Task objective
Copy out the complete listing, word for word.

** START Input rows **

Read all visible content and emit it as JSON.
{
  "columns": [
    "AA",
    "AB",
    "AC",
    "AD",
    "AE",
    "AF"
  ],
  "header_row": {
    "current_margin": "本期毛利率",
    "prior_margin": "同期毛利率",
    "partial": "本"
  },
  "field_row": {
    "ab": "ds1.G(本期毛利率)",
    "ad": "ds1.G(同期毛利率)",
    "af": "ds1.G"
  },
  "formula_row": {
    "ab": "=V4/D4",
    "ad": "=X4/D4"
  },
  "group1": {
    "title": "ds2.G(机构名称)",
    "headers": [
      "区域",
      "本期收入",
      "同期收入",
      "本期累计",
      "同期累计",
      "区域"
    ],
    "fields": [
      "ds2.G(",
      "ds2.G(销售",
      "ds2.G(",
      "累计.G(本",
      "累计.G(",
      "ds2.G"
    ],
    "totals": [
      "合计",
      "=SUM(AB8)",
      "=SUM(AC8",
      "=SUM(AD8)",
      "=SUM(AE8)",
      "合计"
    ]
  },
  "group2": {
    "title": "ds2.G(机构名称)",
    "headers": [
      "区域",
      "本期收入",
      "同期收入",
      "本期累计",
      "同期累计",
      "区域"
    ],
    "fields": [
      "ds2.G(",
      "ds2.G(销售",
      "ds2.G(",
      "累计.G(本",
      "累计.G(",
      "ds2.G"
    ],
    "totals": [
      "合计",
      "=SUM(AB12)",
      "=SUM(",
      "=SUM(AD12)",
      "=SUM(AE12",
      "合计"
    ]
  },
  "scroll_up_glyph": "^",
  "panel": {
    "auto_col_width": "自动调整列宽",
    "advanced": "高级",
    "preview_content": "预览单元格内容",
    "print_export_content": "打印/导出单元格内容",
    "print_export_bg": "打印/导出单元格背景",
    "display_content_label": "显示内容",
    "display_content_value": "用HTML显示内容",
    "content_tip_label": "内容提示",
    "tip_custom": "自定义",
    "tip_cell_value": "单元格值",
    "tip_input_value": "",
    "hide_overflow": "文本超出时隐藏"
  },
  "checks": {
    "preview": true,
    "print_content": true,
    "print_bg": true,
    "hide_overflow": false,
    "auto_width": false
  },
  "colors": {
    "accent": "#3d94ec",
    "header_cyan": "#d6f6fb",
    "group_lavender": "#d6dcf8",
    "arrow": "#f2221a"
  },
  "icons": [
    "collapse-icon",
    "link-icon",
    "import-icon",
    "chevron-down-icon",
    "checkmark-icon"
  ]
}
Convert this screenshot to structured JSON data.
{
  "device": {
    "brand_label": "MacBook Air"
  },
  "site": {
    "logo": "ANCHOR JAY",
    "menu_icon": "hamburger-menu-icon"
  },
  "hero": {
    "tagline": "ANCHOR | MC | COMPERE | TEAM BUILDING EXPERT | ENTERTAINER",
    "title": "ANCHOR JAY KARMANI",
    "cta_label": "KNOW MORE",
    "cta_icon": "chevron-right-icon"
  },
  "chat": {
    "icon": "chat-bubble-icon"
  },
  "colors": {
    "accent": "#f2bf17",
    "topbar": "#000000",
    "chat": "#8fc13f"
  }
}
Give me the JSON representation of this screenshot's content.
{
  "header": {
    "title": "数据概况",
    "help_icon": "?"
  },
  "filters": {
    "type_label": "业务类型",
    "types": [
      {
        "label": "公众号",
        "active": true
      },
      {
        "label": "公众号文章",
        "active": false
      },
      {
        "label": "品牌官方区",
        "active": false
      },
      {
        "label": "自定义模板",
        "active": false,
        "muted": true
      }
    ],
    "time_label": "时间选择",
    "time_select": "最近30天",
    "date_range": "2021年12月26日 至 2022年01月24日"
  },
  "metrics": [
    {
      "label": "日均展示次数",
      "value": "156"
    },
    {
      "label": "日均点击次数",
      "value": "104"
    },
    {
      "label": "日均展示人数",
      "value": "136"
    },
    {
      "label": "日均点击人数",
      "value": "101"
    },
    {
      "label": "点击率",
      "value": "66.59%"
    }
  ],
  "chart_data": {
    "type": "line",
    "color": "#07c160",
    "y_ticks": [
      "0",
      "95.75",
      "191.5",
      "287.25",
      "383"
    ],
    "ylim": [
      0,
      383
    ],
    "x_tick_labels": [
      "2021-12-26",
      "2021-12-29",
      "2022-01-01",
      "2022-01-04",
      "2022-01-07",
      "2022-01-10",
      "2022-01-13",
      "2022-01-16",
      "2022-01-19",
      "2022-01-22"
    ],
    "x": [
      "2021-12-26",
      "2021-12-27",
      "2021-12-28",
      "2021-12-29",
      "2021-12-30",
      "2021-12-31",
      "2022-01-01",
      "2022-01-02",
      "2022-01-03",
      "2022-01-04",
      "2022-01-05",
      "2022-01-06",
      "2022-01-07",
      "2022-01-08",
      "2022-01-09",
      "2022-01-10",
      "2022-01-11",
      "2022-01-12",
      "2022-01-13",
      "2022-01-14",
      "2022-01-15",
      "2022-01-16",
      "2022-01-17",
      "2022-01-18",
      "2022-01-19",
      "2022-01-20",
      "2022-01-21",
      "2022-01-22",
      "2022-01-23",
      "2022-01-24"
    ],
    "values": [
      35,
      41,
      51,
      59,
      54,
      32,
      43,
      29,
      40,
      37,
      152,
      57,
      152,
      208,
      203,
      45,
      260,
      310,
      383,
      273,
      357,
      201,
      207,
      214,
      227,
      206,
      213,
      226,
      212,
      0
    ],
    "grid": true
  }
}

** END Input rows **

The answer
Read all visible content and emit it as JSON.
{
  "columns": [
    "AA",
    "AB",
    "AC",
    "AD",
    "AE",
    "AF"
  ],
  "header_row": {
    "current_margin": "本期毛利率",
    "prior_margin": "同期毛利率",
    "partial": "本"
  },
  "field_row": {
    "ab": "ds1.G(本期毛利率)",
    "ad": "ds1.G(同期毛利率)",
    "af": "ds1.G"
  },
  "formula_row": {
    "ab": "=V4/D4",
    "ad": "=X4/D4"
  },
  "group1": {
    "title": "ds2.G(机构名称)",
    "headers": [
      "区域",
      "本期收入",
      "同期收入",
      "本期累计",
      "同期累计",
      "区域"
    ],
    "fields": [
      "ds2.G(",
      "ds2.G(销售",
      "ds2.G(",
      "累计.G(本",
      "累计.G(",
      "ds2.G"
    ],
    "totals": [
      "合计",
      "=SUM(AB8)",
      "=SUM(AC8",
      "=SUM(AD8)",
      "=SUM(AE8)",
      "合计"
    ]
  },
  "group2": {
    "title": "ds2.G(机构名称)",
    "headers": [
      "区域",
      "本期收入",
      "同期收入",
      "本期累计",
      "同期累计",
      "区域"
    ],
    "fields": [
      "ds2.G(",
      "ds2.G(销售",
      "ds2.G(",
      "累计.G(本",
      "累计.G(",
      "ds2.G"
    ],
    "totals": [
      "合计",
      "=SUM(AB12)",
      "=SUM(",
      "=SUM(AD12)",
      "=SUM(AE12",
      "合计"
    ]
  },
  "scroll_up_glyph": "^",
  "panel": {
    "auto_col_width": "自动调整列宽",
    "advanced": "高级",
    "preview_content": "预览单元格内容",
    "print_export_content": "打印/导出单元格内容",
    "print_export_bg": "打印/导出单元格背景",
    "display_content_label": "显示内容",
    "display_content_value": "用HTML显示内容",
    "content_tip_label": "内容提示",
    "tip_custom": "自定义",
    "tip_cell_value": "单元格值",
    "tip_input_value": "",
    "hide_overflow": "文本超出时隐藏"
  },
  "checks": {
    "preview": true,
    "print_content": true,
    "print_bg": true,
    "hide_overflow": false,
    "auto_width": false
  },
  "colors": {
    "accent": "#3d94ec",
    "header_cyan": "#d6f6fb",
    "group_lavender": "#d6dcf8",
    "arrow": "#f2221a"
  },
  "icons": [
    "collapse-icon",
    "link-icon",
    "import-icon",
    "chevron-down-icon",
    "checkmark-icon"
  ]
}
Convert this screenshot to structured JSON data.
{
  "device": {
    "brand_label": "MacBook Air"
  },
  "site": {
    "logo": "ANCHOR JAY",
    "menu_icon": "hamburger-menu-icon"
  },
  "hero": {
    "tagline": "ANCHOR | MC | COMPERE | TEAM BUILDING EXPERT | ENTERTAINER",
    "title": "ANCHOR JAY KARMANI",
    "cta_label": "KNOW MORE",
    "cta_icon": "chevron-right-icon"
  },
  "chat": {
    "icon": "chat-bubble-icon"
  },
  "colors": {
    "accent": "#f2bf17",
    "topbar": "#000000",
    "chat": "#8fc13f"
  }
}
Give me the JSON representation of this screenshot's content.
{
  "header": {
    "title": "数据概况",
    "help_icon": "?"
  },
  "filters": {
    "type_label": "业务类型",
    "types": [
      {
        "label": "公众号",
        "active": true
      },
      {
        "label": "公众号文章",
        "active": false
      },
      {
        "label": "品牌官方区",
        "active": false
      },
      {
        "label": "自定义模板",
        "active": false,
        "muted": true
      }
    ],
    "time_label": "时间选择",
    "time_select": "最近30天",
    "date_range": "2021年12月26日 至 2022年01月24日"
  },
  "metrics": [
    {
      "label": "日均展示次数",
      "value": "156"
    },
    {
      "label": "日均点击次数",
      "value": "104"
    },
    {
      "label": "日均展示人数",
      "value": "136"
    },
    {
      "label": "日均点击人数",
      "value": "101"
    },
    {
      "label": "点击率",
      "value": "66.59%"
    }
  ],
  "chart_data": {
    "type": "line",
    "color": "#07c160",
    "y_ticks": [
      "0",
      "95.75",
      "191.5",
      "287.25",
      "383"
    ],
    "ylim": [
      0,
      383
    ],
    "x_tick_labels": [
      "2021-12-26",
      "2021-12-29",
      "2022-01-01",
      "2022-01-04",
      "2022-01-07",
      "2022-01-10",
      "2022-01-13",
      "2022-01-16",
      "2022-01-19",
      "2022-01-22"
    ],
    "x": [
      "2021-12-26",
      "2021-12-27",
      "2021-12-28",
      "2021-12-29",
      "2021-12-30",
      "2021-12-31",
      "2022-01-01",
      "2022-01-02",
      "2022-01-03",
      "2022-01-04",
      "2022-01-05",
      "2022-01-06",
      "2022-01-07",
      "2022-01-08",
      "2022-01-09",
      "2022-01-10",
      "2022-01-11",
      "2022-01-12",
      "2022-01-13",
      "2022-01-14",
      "2022-01-15",
      "2022-01-16",
      "2022-01-17",
      "2022-01-18",
      "2022-01-19",
      "2022-01-20",
      "2022-01-21",
      "2022-01-22",
      "2022-01-23",
      "2022-01-24"
    ],
    "values": [
      35,
      41,
      51,
      59,
      54,
      32,
      43,
      29,
      40,
      37,
      152,
      57,
      152,
      208,
      203,
      45,
      260,
      310,
      383,
      273,
      357,
      201,
      207,
      214,
      227,
      206,
      213,
      226,
      212,
      0
    ],
    "grid": true
  }
}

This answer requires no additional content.